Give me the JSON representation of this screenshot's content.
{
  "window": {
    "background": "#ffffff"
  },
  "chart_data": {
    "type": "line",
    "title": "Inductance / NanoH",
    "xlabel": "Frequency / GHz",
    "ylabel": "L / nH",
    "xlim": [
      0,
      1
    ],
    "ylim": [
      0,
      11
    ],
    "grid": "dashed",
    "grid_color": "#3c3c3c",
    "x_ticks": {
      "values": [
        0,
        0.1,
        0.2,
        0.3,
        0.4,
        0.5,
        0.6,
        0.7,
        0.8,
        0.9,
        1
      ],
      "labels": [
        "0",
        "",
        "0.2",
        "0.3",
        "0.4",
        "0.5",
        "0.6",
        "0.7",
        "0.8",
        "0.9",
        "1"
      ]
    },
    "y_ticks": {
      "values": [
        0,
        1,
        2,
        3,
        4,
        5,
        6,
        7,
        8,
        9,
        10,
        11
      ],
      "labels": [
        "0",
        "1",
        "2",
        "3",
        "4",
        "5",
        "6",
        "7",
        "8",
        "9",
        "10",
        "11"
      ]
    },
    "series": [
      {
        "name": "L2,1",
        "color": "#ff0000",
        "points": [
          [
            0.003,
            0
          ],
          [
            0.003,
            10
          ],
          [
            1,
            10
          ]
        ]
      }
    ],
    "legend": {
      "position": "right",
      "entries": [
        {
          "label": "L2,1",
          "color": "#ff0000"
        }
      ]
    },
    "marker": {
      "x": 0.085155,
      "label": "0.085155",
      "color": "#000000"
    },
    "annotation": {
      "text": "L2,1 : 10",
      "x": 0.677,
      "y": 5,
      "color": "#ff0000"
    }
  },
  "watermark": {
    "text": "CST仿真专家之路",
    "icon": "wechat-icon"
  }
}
- - -
• [What is being asked]
From the records above, extract every entry exactly as given.

• [Complete answer]
Give me the JSON representation of this screenshot's content.
{
  "window": {
    "background": "#ffffff"
  },
  "chart_data": {
    "type": "line",
    "title": "Inductance / NanoH",
    "xlabel": "Frequency / GHz",
    "ylabel": "L / nH",
    "xlim": [
      0,
      1
    ],
    "ylim": [
      0,
      11
    ],
    "grid": "dashed",
    "grid_color": "#3c3c3c",
    "x_ticks": {
      "values": [
        0,
        0.1,
        0.2,
        0.3,
        0.4,
        0.5,
        0.6,
        0.7,
        0.8,
        0.9,
        1
      ],
      "labels": [
        "0",
        "",
        "0.2",
        "0.3",
        "0.4",
        "0.5",
        "0.6",
        "0.7",
        "0.8",
        "0.9",
        "1"
      ]
    },
    "y_ticks": {
      "values": [
        0,
        1,
        2,
        3,
        4,
        5,
        6,
        7,
        8,
        9,
        10,
        11
      ],
      "labels": [
        "0",
        "1",
        "2",
        "3",
        "4",
        "5",
        "6",
        "7",
        "8",
        "9",
        "10",
        "11"
      ]
    },
    "series": [
      {
        "name": "L2,1",
        "color": "#ff0000",
        "points": [
          [
            0.003,
            0
          ],
          [
            0.003,
            10
          ],
          [
            1,
            10
          ]
        ]
      }
    ],
    "legend": {
      "position": "right",
      "entries": [
        {
          "label": "L2,1",
          "color": "#ff0000"
        }
      ]
    },
    "marker": {
      "x": 0.085155,
      "label": "0.085155",
      "color": "#000000"
    },
    "annotation": {
      "text": "L2,1 : 10",
      "x": 0.677,
      "y": 5,
      "color": "#ff0000"
    }
  },
  "watermark": {
    "text": "CST仿真专家之路",
    "icon": "wechat-icon"
  }
}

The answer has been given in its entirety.